-- START Records --
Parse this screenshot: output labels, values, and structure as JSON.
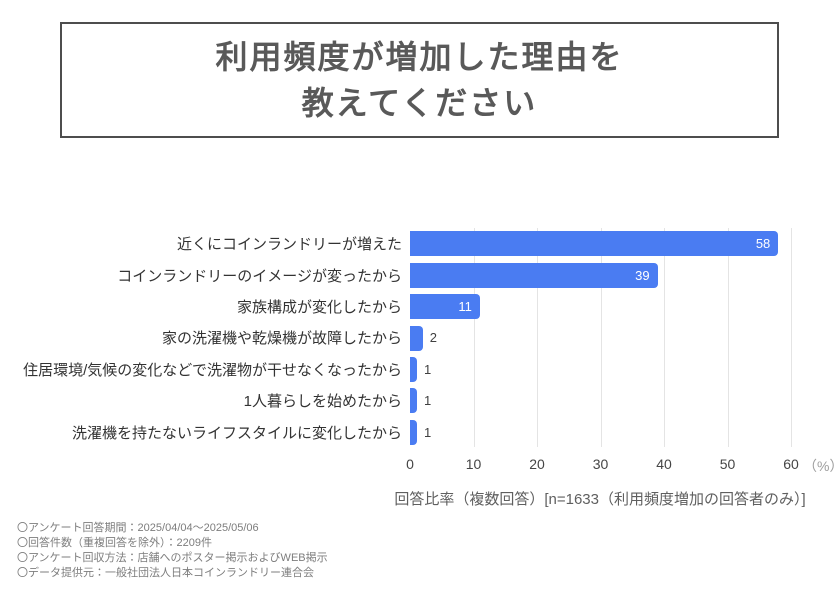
{
  "title": {
    "line1": "利用頻度が増加した理由を",
    "line2": "教えてください"
  },
  "chart_data": {
    "type": "bar",
    "orientation": "horizontal",
    "title": "利用頻度が増加した理由を教えてください",
    "categories": [
      "近くにコインランドリーが増えた",
      "コインランドリーのイメージが変ったから",
      "家族構成が変化したから",
      "家の洗濯機や乾燥機が故障したから",
      "住居環境/気候の変化などで洗濯物が干せなくなったから",
      "1人暮らしを始めたから",
      "洗濯機を持たないライフスタイルに変化したから"
    ],
    "values": [
      58,
      39,
      11,
      2,
      1,
      1,
      1
    ],
    "x_ticks": [
      0,
      10,
      20,
      30,
      40,
      50,
      60
    ],
    "xlim": [
      0,
      60
    ],
    "unit_label": "（%）",
    "grid": true,
    "legend": "none",
    "bar_color": "#4a7cf2",
    "value_label_inside_color": "#ffffff",
    "value_label_outside_color": "#404040",
    "caption": "回答比率（複数回答）[n=1633（利用頻度増加の回答者のみ）]"
  },
  "footnotes": [
    "〇アンケート回答期間：2025/04/04〜2025/05/06",
    "〇回答件数（重複回答を除外）：2209件",
    "〇アンケート回収方法：店舗へのポスター掲示およびWEB掲示",
    "〇データ提供元：一般社団法人日本コインランドリー連合会"
  ]
}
-- END Records --
Problem to work on
Output the data above without changes, apart from leaving out the pictures.

Response to this exercise
Parse this screenshot: output labels, values, and structure as JSON.
{
  "title": {
    "line1": "利用頻度が増加した理由を",
    "line2": "教えてください"
  },
  "chart_data": {
    "type": "bar",
    "orientation": "horizontal",
    "title": "利用頻度が増加した理由を教えてください",
    "categories": [
      "近くにコインランドリーが増えた",
      "コインランドリーのイメージが変ったから",
      "家族構成が変化したから",
      "家の洗濯機や乾燥機が故障したから",
      "住居環境/気候の変化などで洗濯物が干せなくなったから",
      "1人暮らしを始めたから",
      "洗濯機を持たないライフスタイルに変化したから"
    ],
    "values": [
      58,
      39,
      11,
      2,
      1,
      1,
      1
    ],
    "x_ticks": [
      0,
      10,
      20,
      30,
      40,
      50,
      60
    ],
    "xlim": [
      0,
      60
    ],
    "unit_label": "（%）",
    "grid": true,
    "legend": "none",
    "bar_color": "#4a7cf2",
    "value_label_inside_color": "#ffffff",
    "value_label_outside_color": "#404040",
    "caption": "回答比率（複数回答）[n=1633（利用頻度増加の回答者のみ）]"
  },
  "footnotes": [
    "〇アンケート回答期間：2025/04/04〜2025/05/06",
    "〇回答件数（重複回答を除外）：2209件",
    "〇アンケート回収方法：店舗へのポスター掲示およびWEB掲示",
    "〇データ提供元：一般社団法人日本コインランドリー連合会"
  ]
}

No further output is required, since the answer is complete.